▶ Exercise
Copy out every line that contains the word "title".
--- Start ---
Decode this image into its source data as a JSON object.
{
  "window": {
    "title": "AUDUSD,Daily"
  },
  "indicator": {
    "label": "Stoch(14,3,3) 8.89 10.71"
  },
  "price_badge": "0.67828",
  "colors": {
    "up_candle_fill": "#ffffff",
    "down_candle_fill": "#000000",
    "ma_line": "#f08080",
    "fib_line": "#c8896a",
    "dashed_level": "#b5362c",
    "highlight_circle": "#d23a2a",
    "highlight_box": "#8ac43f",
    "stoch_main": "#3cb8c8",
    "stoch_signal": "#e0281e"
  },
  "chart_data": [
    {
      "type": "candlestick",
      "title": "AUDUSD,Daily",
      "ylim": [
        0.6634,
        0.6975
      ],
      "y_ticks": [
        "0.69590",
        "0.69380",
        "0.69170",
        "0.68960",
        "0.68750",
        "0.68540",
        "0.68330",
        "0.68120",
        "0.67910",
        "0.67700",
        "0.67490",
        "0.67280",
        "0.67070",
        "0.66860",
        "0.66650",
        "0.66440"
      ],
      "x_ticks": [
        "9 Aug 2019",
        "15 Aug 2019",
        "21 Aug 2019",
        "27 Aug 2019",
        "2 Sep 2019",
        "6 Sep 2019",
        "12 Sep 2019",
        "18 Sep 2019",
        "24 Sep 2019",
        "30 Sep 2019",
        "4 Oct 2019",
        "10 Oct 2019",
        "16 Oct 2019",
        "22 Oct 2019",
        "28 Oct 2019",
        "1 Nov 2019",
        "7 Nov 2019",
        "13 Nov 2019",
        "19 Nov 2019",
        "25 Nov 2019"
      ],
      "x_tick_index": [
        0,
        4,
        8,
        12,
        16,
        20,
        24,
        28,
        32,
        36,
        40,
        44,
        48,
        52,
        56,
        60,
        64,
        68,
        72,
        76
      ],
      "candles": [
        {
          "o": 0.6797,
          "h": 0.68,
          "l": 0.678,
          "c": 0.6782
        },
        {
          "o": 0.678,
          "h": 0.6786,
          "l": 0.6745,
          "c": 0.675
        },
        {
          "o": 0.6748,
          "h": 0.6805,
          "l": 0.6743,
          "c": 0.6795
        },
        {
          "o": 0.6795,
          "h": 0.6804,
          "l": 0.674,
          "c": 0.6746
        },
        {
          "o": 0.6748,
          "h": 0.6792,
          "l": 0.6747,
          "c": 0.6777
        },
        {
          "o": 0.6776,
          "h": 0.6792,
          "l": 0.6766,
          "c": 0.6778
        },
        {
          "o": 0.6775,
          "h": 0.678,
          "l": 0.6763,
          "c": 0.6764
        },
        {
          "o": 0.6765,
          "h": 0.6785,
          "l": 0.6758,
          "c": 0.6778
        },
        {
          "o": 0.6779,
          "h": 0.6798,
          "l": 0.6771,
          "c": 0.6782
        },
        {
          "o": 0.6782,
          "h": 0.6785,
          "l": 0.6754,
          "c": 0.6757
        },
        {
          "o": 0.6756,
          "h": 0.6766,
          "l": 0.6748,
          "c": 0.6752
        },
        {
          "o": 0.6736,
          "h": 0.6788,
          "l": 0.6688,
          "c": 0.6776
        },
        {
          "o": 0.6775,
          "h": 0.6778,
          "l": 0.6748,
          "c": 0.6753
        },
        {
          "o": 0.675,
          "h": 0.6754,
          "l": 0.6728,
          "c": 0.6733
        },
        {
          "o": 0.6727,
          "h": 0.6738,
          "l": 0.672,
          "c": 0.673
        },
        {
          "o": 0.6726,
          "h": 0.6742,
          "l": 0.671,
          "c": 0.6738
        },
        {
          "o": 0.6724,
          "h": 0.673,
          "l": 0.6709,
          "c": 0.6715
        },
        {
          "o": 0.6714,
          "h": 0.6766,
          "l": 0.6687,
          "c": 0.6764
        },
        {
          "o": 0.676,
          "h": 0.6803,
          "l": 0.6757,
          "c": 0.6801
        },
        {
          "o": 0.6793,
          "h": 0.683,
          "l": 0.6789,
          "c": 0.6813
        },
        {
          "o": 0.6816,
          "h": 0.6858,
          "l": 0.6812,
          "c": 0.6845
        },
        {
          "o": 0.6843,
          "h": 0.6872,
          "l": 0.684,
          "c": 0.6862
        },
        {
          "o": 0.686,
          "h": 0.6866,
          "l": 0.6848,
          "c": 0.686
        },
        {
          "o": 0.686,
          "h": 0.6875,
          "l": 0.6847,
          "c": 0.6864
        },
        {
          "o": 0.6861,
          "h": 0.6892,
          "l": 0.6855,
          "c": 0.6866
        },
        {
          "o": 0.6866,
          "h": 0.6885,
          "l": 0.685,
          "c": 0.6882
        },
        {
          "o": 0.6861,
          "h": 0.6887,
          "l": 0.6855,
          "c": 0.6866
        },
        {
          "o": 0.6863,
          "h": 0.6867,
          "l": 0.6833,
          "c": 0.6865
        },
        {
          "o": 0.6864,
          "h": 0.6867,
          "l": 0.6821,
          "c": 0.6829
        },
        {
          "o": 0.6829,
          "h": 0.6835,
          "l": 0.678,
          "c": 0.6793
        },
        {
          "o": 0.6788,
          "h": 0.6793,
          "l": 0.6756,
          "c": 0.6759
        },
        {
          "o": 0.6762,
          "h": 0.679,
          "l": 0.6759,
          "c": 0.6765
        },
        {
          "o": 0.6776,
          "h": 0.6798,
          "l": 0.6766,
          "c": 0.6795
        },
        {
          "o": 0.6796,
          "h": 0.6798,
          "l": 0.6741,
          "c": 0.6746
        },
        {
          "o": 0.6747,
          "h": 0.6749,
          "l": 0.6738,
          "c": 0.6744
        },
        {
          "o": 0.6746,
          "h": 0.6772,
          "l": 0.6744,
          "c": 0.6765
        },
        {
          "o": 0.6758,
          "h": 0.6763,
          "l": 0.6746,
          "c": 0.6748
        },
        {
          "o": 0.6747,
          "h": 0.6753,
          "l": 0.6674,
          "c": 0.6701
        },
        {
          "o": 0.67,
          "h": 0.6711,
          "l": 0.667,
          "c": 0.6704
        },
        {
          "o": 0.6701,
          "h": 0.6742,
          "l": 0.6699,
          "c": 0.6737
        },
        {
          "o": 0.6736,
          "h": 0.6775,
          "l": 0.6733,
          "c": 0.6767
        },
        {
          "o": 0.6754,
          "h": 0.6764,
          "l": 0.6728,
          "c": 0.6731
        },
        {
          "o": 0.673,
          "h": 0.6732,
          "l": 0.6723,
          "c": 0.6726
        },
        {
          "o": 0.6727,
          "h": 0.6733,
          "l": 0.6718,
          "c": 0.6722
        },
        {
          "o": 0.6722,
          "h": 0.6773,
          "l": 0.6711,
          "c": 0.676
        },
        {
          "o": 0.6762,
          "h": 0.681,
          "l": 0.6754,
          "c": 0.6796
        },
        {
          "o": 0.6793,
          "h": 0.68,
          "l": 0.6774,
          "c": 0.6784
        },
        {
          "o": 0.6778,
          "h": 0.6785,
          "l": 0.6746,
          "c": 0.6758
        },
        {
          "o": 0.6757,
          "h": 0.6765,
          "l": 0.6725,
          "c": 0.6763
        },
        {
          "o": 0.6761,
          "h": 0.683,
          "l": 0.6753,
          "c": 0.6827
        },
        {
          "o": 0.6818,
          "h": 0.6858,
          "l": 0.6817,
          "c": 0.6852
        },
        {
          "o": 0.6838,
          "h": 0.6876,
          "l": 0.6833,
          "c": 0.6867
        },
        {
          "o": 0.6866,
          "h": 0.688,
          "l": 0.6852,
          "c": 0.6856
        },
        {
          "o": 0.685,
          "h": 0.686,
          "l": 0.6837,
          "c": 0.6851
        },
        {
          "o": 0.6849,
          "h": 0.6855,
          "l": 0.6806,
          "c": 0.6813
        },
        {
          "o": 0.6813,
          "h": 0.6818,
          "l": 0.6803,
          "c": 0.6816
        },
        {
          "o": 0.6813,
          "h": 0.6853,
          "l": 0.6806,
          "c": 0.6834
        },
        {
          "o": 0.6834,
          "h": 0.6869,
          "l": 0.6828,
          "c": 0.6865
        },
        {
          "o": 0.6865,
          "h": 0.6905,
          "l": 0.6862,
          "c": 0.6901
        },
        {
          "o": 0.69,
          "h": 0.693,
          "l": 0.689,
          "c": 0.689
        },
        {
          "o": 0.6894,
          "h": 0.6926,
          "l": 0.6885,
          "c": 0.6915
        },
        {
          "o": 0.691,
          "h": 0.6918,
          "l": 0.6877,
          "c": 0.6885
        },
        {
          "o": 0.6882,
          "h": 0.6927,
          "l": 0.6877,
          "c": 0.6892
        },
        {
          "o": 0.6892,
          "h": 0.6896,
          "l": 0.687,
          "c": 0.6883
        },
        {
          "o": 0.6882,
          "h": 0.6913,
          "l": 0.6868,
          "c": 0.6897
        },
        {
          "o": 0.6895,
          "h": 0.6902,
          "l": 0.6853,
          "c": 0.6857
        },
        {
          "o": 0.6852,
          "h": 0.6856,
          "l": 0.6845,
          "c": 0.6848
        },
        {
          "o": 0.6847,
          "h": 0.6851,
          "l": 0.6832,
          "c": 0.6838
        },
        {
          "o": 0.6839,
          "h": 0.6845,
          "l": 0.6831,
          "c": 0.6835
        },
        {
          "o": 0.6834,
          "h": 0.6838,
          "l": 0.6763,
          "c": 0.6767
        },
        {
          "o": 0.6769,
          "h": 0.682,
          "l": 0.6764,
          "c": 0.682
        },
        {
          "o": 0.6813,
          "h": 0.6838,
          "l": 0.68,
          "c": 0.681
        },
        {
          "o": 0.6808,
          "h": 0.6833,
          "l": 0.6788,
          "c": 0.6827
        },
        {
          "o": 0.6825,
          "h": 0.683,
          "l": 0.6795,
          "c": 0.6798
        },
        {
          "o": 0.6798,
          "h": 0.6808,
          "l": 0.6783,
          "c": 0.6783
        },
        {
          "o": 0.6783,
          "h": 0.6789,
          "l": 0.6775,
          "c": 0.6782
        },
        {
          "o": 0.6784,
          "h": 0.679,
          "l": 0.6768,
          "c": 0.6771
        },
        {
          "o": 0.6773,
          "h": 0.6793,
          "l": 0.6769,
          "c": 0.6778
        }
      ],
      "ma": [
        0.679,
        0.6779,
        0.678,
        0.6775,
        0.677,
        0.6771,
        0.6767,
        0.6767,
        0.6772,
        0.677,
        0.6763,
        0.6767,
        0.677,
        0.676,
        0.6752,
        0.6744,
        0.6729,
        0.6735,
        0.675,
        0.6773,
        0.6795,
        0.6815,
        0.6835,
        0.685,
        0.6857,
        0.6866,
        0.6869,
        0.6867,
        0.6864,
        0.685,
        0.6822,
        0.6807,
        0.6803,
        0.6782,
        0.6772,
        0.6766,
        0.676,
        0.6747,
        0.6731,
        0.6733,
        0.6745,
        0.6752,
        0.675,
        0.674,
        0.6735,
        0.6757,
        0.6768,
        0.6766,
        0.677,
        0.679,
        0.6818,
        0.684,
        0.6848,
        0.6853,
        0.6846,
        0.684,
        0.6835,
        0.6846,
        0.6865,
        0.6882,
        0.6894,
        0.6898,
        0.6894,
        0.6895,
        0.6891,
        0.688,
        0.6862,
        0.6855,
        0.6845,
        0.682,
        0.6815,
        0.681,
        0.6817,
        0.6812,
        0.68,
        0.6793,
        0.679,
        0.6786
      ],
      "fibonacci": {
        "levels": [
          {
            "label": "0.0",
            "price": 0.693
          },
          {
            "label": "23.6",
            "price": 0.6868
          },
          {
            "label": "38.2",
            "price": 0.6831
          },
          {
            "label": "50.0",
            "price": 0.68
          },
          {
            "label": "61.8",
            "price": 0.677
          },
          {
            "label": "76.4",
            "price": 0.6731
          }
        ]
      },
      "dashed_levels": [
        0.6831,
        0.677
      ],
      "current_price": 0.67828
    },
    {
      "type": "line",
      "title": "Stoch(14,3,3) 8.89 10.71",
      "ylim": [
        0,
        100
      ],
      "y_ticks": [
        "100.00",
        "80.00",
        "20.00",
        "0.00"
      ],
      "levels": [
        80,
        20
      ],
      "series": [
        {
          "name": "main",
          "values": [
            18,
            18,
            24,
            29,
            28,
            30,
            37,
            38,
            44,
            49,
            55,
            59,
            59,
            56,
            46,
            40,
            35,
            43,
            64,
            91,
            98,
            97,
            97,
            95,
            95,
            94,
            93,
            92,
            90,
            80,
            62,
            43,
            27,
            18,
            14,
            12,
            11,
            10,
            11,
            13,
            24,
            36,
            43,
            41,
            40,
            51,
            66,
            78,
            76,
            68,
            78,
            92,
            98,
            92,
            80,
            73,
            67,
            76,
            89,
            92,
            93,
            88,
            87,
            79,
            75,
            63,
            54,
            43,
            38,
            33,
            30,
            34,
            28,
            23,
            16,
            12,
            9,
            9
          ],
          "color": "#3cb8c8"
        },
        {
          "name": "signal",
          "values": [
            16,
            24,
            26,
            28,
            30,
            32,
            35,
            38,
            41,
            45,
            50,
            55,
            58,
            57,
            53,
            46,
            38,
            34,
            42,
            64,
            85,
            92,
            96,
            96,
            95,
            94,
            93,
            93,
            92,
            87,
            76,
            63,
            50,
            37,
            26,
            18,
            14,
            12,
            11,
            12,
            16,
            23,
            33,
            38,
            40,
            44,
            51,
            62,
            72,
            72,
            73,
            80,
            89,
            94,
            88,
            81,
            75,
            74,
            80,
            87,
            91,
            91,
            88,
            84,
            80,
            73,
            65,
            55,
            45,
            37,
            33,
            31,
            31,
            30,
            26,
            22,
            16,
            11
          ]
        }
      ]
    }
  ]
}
--- End ---
▶ Exercise response
    "title": "AUDUSD,Daily"
      "title": "AUDUSD,Daily",
      "title": "Stoch(14,3,3) 8.89 10.71",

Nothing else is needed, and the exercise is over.